> **Exercise**
Without the images, write out all of the following entries exactly.
──────── Data supplied
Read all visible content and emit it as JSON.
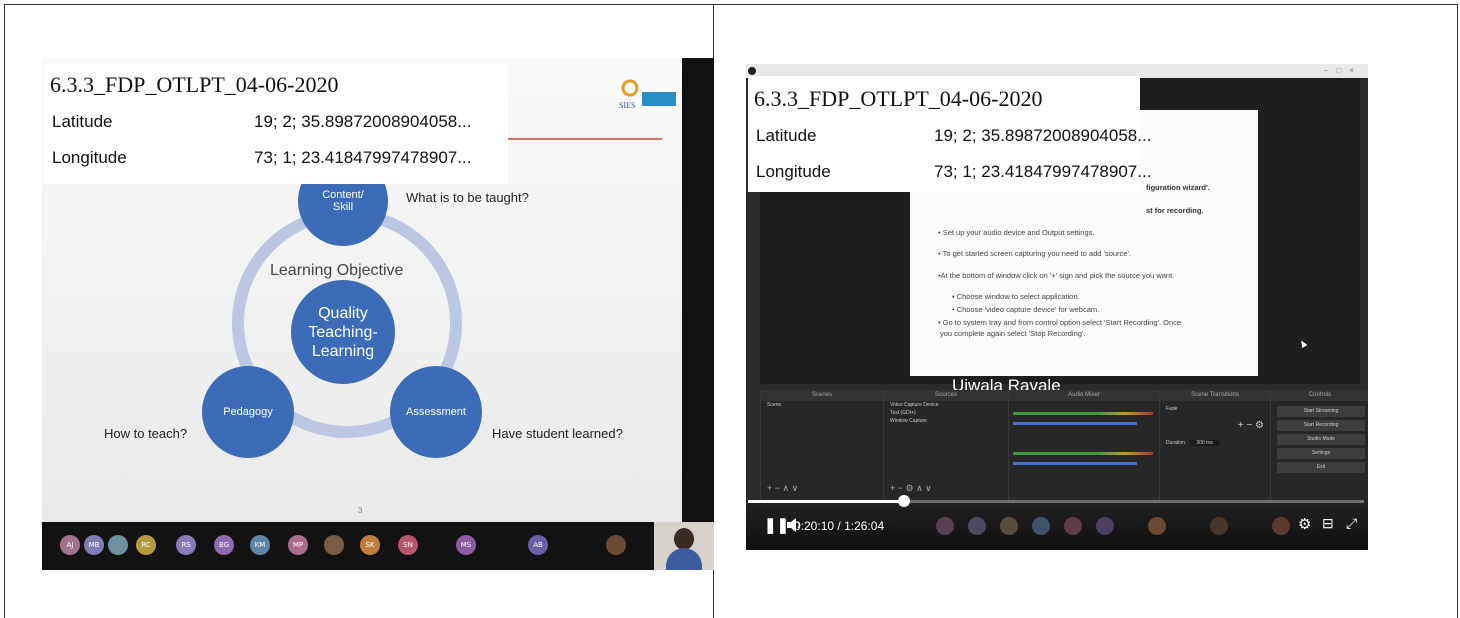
{
  "overlay": {
    "title": "6.3.3_FDP_OTLPT_04-06-2020",
    "latitude_label": "Latitude",
    "latitude_value": "19; 2; 35.89872008904058...",
    "longitude_label": "Longitude",
    "longitude_value": "73; 1; 23.41847997478907..."
  },
  "slide": {
    "nodes": {
      "content": "Content/ Skill",
      "quality": "Quality Teaching-Learning",
      "pedagogy": "Pedagogy",
      "assessment": "Assessment"
    },
    "learning_objective": "Learning Objective",
    "q_taught": "What is to be taught?",
    "q_how": "How to teach?",
    "q_learned": "Have student learned?",
    "page_number": "3"
  },
  "participants_left": [
    "AJ",
    "MB",
    "",
    "RC",
    "RS",
    "BG",
    "KM",
    "MP",
    "",
    "SK",
    "SN",
    "MS",
    "AB"
  ],
  "inner_slide": {
    "line1": "figuration wizard'.",
    "line2": "st for recording.",
    "b1": "• Set up your audio device and Output settings.",
    "b2": "• To get started screen capturing you need to add 'source'.",
    "b3": "•At the bottom of window click on '+' sign and pick the source you want.",
    "b4": "• Choose window to select application.",
    "b5": "• Choose 'video capture device' for webcam.",
    "b6": "• Go to system tray and from control option select 'Start Recording'. Once",
    "b7": "you complete again select 'Stop Recording'."
  },
  "presenter_name": "Ujwala Ravale",
  "obs": {
    "docks": [
      "Scenes",
      "Sources",
      "Audio Mixer",
      "Scene Transitions",
      "Controls"
    ],
    "scene": "Scene",
    "sources": [
      "Video Capture Device",
      "Text (GDI+)",
      "Window Capture"
    ],
    "transition": "Fade",
    "duration_label": "Duration",
    "duration_value": "300 ms",
    "controls": [
      "Start Streaming",
      "Start Recording",
      "Studio Mode",
      "Settings",
      "Exit"
    ]
  },
  "player": {
    "current_time": "0:20:10",
    "separator": "/",
    "total_time": "1:26:04",
    "progress_fraction": 0.254
  },
  "colors": {
    "node_blue": "#3c6cb8",
    "ring": "#bcc7e3",
    "accent_line": "#d9735a"
  }
}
────────────────
> **Complete response**
Read all visible content and emit it as JSON.
{
  "overlay": {
    "title": "6.3.3_FDP_OTLPT_04-06-2020",
    "latitude_label": "Latitude",
    "latitude_value": "19; 2; 35.89872008904058...",
    "longitude_label": "Longitude",
    "longitude_value": "73; 1; 23.41847997478907..."
  },
  "slide": {
    "nodes": {
      "content": "Content/ Skill",
      "quality": "Quality Teaching-Learning",
      "pedagogy": "Pedagogy",
      "assessment": "Assessment"
    },
    "learning_objective": "Learning Objective",
    "q_taught": "What is to be taught?",
    "q_how": "How to teach?",
    "q_learned": "Have student learned?",
    "page_number": "3"
  },
  "participants_left": [
    "AJ",
    "MB",
    "",
    "RC",
    "RS",
    "BG",
    "KM",
    "MP",
    "",
    "SK",
    "SN",
    "MS",
    "AB"
  ],
  "inner_slide": {
    "line1": "figuration wizard'.",
    "line2": "st for recording.",
    "b1": "• Set up your audio device and Output settings.",
    "b2": "• To get started screen capturing you need to add 'source'.",
    "b3": "•At the bottom of window click on '+' sign and pick the source you want.",
    "b4": "• Choose window to select application.",
    "b5": "• Choose 'video capture device' for webcam.",
    "b6": "• Go to system tray and from control option select 'Start Recording'. Once",
    "b7": "you complete again select 'Stop Recording'."
  },
  "presenter_name": "Ujwala Ravale",
  "obs": {
    "docks": [
      "Scenes",
      "Sources",
      "Audio Mixer",
      "Scene Transitions",
      "Controls"
    ],
    "scene": "Scene",
    "sources": [
      "Video Capture Device",
      "Text (GDI+)",
      "Window Capture"
    ],
    "transition": "Fade",
    "duration_label": "Duration",
    "duration_value": "300 ms",
    "controls": [
      "Start Streaming",
      "Start Recording",
      "Studio Mode",
      "Settings",
      "Exit"
    ]
  },
  "player": {
    "current_time": "0:20:10",
    "separator": "/",
    "total_time": "1:26:04",
    "progress_fraction": 0.254
  },
  "colors": {
    "node_blue": "#3c6cb8",
    "ring": "#bcc7e3",
    "accent_line": "#d9735a"
  }
}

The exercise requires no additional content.